Stored records:
□ □ □

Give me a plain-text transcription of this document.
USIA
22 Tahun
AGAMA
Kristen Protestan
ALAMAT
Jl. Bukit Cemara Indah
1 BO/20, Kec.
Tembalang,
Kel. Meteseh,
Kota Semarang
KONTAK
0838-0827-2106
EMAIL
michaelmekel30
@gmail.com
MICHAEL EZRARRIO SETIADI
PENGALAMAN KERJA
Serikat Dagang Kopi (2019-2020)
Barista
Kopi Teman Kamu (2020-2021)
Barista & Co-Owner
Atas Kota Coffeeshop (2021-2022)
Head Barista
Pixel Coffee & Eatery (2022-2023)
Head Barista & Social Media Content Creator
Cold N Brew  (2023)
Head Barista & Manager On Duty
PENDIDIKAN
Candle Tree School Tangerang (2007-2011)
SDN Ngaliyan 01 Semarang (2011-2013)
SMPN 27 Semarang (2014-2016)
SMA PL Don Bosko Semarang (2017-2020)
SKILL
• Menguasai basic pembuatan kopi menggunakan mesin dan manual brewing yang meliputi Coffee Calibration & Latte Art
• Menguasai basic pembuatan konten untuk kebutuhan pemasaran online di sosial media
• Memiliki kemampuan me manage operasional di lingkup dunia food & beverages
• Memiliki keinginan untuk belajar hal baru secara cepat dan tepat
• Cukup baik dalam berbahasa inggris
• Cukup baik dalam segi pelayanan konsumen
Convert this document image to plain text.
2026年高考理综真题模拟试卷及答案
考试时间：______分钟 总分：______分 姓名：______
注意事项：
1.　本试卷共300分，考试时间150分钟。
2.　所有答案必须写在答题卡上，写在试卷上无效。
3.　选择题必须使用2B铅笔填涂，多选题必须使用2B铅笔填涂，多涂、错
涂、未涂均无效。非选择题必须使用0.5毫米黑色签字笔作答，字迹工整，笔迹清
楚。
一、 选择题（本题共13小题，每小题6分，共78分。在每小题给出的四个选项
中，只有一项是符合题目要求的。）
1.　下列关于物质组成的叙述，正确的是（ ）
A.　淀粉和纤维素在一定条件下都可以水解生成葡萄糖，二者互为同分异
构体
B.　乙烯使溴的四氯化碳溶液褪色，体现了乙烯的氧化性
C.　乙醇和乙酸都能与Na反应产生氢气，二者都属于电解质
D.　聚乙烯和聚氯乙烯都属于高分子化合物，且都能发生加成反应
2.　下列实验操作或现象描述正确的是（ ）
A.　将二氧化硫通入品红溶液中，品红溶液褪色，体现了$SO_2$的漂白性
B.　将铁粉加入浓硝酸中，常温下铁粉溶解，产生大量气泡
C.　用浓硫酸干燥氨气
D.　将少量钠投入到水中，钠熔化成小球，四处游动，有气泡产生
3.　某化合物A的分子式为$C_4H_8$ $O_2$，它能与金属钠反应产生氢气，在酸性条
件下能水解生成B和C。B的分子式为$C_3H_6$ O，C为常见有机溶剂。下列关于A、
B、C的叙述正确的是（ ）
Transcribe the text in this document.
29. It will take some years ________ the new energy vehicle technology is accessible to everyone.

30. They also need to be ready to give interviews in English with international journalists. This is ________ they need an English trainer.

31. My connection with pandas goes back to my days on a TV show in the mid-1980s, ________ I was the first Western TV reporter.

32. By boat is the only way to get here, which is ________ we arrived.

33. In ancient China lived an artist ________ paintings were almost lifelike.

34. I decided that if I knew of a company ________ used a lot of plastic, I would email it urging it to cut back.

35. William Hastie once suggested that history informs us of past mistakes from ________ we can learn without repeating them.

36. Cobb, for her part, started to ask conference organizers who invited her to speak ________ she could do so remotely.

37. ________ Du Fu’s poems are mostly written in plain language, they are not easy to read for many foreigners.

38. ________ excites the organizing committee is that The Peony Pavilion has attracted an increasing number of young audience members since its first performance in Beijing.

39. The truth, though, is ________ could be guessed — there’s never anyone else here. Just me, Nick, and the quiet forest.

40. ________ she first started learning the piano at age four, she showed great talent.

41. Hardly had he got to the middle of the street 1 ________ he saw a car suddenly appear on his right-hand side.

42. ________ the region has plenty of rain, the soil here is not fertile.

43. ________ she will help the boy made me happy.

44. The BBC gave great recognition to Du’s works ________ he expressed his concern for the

□ □ □

Write the whole listing out again. Keep every line exactly as it is.

**SOLUTION TO THE EXERCISE**
Give me a plain-text transcription of this document.
USIA
22 Tahun
AGAMA
Kristen Protestan
ALAMAT
Jl. Bukit Cemara Indah
1 BO/20, Kec.
Tembalang,
Kel. Meteseh,
Kota Semarang
KONTAK
0838-0827-2106
EMAIL
michaelmekel30
@gmail.com
MICHAEL EZRARRIO SETIADI
PENGALAMAN KERJA
Serikat Dagang Kopi (2019-2020)
Barista
Kopi Teman Kamu (2020-2021)
Barista & Co-Owner
Atas Kota Coffeeshop (2021-2022)
Head Barista
Pixel Coffee & Eatery (2022-2023)
Head Barista & Social Media Content Creator
Cold N Brew  (2023)
Head Barista & Manager On Duty
PENDIDIKAN
Candle Tree School Tangerang (2007-2011)
SDN Ngaliyan 01 Semarang (2011-2013)
SMPN 27 Semarang (2014-2016)
SMA PL Don Bosko Semarang (2017-2020)
SKILL
• Menguasai basic pembuatan kopi menggunakan mesin dan manual brewing yang meliputi Coffee Calibration & Latte Art
• Menguasai basic pembuatan konten untuk kebutuhan pemasaran online di sosial media
• Memiliki kemampuan me manage operasional di lingkup dunia food & beverages
• Memiliki keinginan untuk belajar hal baru secara cepat dan tepat
• Cukup baik dalam berbahasa inggris
• Cukup baik dalam segi pelayanan konsumen
Convert this document image to plain text.
2026年高考理综真题模拟试卷及答案
考试时间：______分钟 总分：______分 姓名：______
注意事项：
1.　本试卷共300分，考试时间150分钟。
2.　所有答案必须写在答题卡上，写在试卷上无效。
3.　选择题必须使用2B铅笔填涂，多选题必须使用2B铅笔填涂，多涂、错
涂、未涂均无效。非选择题必须使用0.5毫米黑色签字笔作答，字迹工整，笔迹清
楚。
一、 选择题（本题共13小题，每小题6分，共78分。在每小题给出的四个选项
中，只有一项是符合题目要求的。）
1.　下列关于物质组成的叙述，正确的是（ ）
A.　淀粉和纤维素在一定条件下都可以水解生成葡萄糖，二者互为同分异
构体
B.　乙烯使溴的四氯化碳溶液褪色，体现了乙烯的氧化性
C.　乙醇和乙酸都能与Na反应产生氢气，二者都属于电解质
D.　聚乙烯和聚氯乙烯都属于高分子化合物，且都能发生加成反应
2.　下列实验操作或现象描述正确的是（ ）
A.　将二氧化硫通入品红溶液中，品红溶液褪色，体现了$SO_2$的漂白性
B.　将铁粉加入浓硝酸中，常温下铁粉溶解，产生大量气泡
C.　用浓硫酸干燥氨气
D.　将少量钠投入到水中，钠熔化成小球，四处游动，有气泡产生
3.　某化合物A的分子式为$C_4H_8$ $O_2$，它能与金属钠反应产生氢气，在酸性条
件下能水解生成B和C。B的分子式为$C_3H_6$ O，C为常见有机溶剂。下列关于A、
B、C的叙述正确的是（ ）
Transcribe the text in this document.
29. It will take some years ________ the new energy vehicle technology is accessible to everyone.

30. They also need to be ready to give interviews in English with international journalists. This is ________ they need an English trainer.

31. My connection with pandas goes back to my days on a TV show in the mid-1980s, ________ I was the first Western TV reporter.

32. By boat is the only way to get here, which is ________ we arrived.

33. In ancient China lived an artist ________ paintings were almost lifelike.

34. I decided that if I knew of a company ________ used a lot of plastic, I would email it urging it to cut back.

35. William Hastie once suggested that history informs us of past mistakes from ________ we can learn without repeating them.

36. Cobb, for her part, started to ask conference organizers who invited her to speak ________ she could do so remotely.

37. ________ Du Fu’s poems are mostly written in plain language, they are not easy to read for many foreigners.

38. ________ excites the organizing committee is that The Peony Pavilion has attracted an increasing number of young audience members since its first performance in Beijing.

39. The truth, though, is ________ could be guessed — there’s never anyone else here. Just me, Nick, and the quiet forest.

40. ________ she first started learning the piano at age four, she showed great talent.

41. Hardly had he got to the middle of the street 1 ________ he saw a car suddenly appear on his right-hand side.

42. ________ the region has plenty of rain, the soil here is not fertile.

43. ________ she will help the boy made me happy.

44. The BBC gave great recognition to Du’s works ________ he expressed his concern for the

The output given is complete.